Stored records:

▬▬▬

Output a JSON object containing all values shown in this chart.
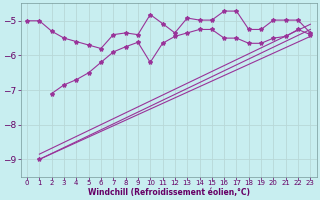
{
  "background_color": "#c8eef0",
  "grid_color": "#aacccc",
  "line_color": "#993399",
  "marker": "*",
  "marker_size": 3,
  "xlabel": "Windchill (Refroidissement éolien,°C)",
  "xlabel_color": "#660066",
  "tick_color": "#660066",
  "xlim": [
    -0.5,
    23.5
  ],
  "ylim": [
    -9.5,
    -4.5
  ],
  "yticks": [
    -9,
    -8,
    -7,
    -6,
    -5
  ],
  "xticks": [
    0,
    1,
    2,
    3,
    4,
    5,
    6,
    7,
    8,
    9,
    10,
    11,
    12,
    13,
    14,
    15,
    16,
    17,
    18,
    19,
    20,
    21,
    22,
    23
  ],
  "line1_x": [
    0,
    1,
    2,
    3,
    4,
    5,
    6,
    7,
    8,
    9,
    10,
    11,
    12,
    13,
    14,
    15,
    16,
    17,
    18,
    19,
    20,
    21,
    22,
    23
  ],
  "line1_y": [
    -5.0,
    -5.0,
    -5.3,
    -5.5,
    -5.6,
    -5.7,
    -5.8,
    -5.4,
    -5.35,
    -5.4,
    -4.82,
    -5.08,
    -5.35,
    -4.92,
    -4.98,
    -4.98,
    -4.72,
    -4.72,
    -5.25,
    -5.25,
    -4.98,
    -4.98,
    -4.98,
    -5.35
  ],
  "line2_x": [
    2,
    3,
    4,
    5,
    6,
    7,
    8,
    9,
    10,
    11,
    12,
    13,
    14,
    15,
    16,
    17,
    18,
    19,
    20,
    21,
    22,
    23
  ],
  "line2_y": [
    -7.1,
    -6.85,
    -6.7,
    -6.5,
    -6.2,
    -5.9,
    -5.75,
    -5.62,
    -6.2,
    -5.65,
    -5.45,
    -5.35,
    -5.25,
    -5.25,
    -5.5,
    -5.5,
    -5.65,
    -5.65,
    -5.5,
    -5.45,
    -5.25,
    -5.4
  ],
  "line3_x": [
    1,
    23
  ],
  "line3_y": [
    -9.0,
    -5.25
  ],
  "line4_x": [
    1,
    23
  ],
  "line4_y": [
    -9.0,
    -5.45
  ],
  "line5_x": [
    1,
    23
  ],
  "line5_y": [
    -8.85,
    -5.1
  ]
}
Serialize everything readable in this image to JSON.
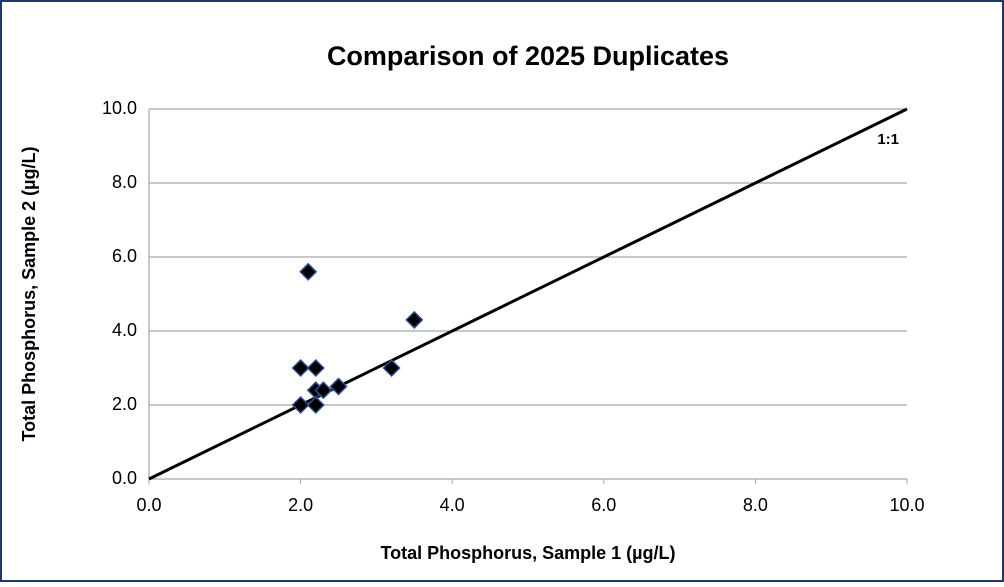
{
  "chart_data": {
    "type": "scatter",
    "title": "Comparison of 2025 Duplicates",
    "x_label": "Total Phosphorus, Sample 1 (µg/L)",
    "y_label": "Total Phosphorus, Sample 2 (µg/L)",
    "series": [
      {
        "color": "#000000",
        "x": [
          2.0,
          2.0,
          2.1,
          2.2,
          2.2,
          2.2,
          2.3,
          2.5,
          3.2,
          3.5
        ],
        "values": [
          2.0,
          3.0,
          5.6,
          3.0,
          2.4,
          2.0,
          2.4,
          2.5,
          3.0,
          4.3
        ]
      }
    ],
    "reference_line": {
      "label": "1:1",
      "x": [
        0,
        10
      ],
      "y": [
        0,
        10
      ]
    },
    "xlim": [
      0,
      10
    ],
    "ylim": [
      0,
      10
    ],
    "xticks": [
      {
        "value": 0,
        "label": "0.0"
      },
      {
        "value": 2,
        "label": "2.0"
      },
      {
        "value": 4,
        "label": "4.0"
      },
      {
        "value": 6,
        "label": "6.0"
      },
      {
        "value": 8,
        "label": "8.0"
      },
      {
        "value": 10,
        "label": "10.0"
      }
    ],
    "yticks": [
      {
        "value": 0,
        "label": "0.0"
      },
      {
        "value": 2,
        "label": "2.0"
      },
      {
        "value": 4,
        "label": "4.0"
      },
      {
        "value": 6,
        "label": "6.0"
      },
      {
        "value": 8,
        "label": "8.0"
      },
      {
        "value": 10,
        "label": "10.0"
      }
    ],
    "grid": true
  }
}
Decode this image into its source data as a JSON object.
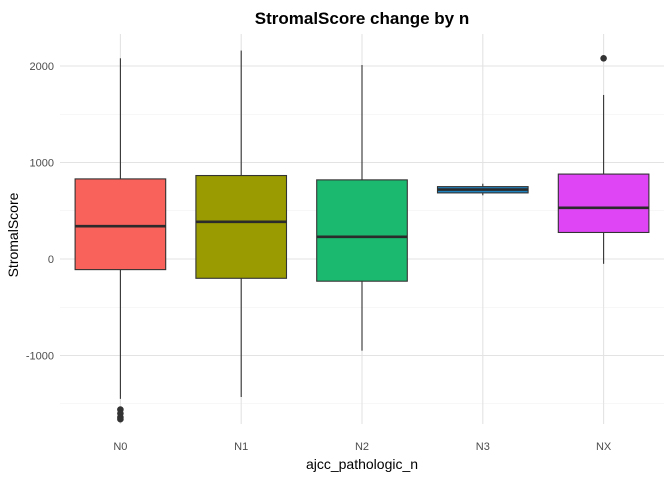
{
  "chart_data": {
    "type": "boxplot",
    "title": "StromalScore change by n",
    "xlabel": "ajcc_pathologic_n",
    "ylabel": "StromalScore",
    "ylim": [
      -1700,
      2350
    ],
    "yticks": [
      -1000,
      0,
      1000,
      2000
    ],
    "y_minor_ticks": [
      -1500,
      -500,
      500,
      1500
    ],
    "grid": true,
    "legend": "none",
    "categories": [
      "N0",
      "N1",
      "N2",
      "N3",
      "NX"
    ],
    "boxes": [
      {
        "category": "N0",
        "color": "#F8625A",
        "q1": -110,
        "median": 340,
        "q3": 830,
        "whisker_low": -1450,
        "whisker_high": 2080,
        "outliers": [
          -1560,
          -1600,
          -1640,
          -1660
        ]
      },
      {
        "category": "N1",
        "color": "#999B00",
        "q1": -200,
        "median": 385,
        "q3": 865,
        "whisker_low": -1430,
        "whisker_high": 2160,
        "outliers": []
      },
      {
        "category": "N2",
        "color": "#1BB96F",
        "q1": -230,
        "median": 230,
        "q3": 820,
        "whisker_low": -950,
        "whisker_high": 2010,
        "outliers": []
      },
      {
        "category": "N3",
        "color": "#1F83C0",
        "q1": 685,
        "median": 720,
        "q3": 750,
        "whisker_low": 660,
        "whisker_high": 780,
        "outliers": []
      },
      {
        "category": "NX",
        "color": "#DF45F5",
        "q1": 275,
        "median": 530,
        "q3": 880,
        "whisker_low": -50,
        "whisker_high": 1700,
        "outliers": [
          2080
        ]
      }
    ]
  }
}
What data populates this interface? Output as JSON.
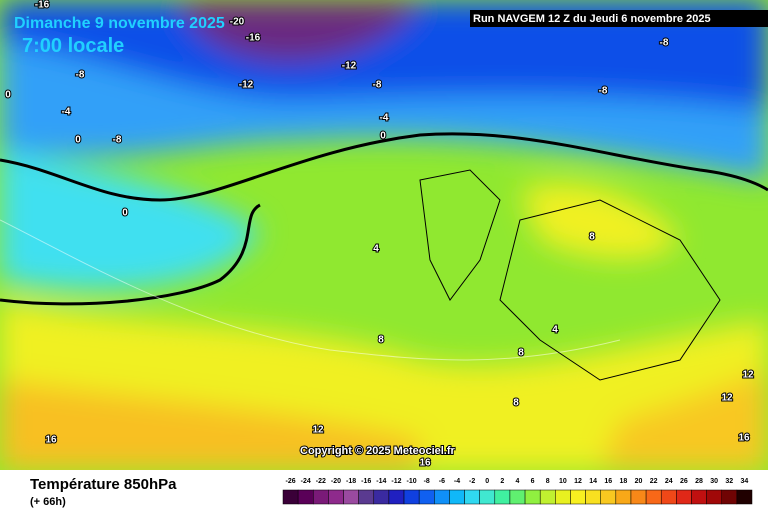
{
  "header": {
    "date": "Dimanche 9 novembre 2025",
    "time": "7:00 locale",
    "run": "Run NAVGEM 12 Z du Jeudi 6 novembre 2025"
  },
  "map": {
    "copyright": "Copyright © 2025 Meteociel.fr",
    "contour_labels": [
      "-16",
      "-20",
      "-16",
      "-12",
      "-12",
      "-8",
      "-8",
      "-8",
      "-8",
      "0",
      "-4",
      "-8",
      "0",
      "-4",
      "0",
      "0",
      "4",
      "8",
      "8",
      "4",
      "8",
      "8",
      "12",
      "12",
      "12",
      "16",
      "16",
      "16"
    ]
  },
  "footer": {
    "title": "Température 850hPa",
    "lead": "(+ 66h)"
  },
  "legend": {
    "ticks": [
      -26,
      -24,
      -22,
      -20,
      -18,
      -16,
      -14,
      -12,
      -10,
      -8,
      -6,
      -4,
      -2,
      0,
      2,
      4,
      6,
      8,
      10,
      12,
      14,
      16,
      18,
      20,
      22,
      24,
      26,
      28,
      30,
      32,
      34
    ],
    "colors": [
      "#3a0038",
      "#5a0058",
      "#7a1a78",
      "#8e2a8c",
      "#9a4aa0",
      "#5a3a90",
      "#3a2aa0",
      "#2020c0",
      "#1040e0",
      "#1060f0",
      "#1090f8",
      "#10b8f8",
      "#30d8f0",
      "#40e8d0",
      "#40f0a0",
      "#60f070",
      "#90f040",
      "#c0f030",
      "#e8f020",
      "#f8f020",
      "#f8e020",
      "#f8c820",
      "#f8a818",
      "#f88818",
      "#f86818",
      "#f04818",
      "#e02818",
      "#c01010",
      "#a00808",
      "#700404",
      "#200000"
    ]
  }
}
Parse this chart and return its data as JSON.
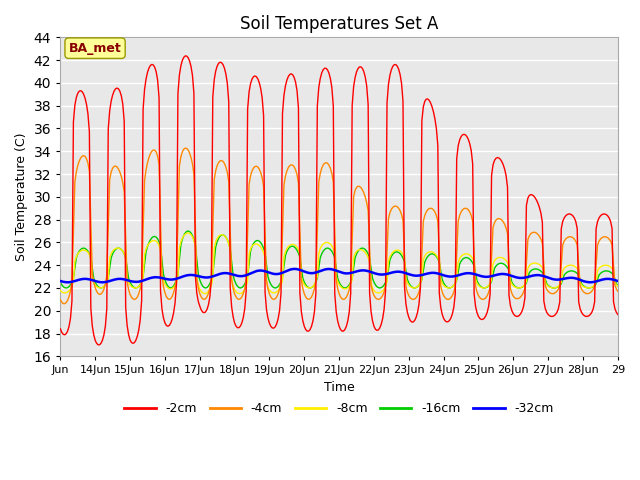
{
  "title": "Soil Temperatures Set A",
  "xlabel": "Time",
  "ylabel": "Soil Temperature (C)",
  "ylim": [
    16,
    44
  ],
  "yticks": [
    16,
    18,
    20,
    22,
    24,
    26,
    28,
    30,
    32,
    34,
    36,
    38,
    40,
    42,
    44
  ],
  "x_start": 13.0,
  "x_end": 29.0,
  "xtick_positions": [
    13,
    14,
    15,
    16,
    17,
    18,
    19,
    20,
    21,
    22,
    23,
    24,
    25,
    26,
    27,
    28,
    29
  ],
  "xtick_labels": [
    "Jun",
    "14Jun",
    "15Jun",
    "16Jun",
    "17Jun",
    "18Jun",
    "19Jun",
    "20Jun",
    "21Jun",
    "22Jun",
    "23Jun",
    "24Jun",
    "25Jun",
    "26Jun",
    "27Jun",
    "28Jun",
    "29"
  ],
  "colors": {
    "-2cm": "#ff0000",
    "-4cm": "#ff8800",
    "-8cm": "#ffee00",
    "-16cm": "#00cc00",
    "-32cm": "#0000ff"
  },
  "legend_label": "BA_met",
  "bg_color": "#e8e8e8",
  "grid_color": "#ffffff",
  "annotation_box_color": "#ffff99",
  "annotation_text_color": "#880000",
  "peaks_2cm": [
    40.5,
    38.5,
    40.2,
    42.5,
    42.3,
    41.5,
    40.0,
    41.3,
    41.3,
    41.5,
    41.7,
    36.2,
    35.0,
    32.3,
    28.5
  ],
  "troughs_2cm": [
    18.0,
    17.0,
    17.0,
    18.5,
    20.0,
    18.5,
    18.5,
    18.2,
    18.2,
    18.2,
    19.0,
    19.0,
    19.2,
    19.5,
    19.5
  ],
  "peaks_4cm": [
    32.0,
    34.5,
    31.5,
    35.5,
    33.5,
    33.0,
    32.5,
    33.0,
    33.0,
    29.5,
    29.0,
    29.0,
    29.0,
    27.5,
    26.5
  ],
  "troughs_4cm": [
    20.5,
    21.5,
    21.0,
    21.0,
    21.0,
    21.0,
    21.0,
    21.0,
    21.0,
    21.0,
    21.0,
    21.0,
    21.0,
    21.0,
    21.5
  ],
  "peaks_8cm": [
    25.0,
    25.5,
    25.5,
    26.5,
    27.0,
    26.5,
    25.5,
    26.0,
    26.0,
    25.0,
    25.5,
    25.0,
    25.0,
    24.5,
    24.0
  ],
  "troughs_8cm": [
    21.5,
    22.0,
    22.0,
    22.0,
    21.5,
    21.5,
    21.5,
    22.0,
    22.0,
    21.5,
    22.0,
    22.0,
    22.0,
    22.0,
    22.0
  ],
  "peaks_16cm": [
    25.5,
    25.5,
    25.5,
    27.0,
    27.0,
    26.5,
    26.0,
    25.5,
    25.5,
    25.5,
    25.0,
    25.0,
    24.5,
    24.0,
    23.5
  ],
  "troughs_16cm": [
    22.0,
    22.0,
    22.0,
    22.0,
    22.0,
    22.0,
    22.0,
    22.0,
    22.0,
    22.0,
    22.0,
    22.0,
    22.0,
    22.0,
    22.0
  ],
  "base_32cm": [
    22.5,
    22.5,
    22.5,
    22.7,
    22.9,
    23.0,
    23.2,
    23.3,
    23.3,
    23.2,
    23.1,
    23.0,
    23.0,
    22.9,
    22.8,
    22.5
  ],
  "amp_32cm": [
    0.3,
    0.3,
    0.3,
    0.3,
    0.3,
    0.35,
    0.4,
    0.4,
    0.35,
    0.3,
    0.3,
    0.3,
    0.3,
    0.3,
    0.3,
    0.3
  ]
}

▬▬▬

• Problem requirements:
Copy each line of the data above that holds "median".

• The result:
        "median": 340,
        "median": 385,
        "median": 230,
        "median": 720,
        "median": 530,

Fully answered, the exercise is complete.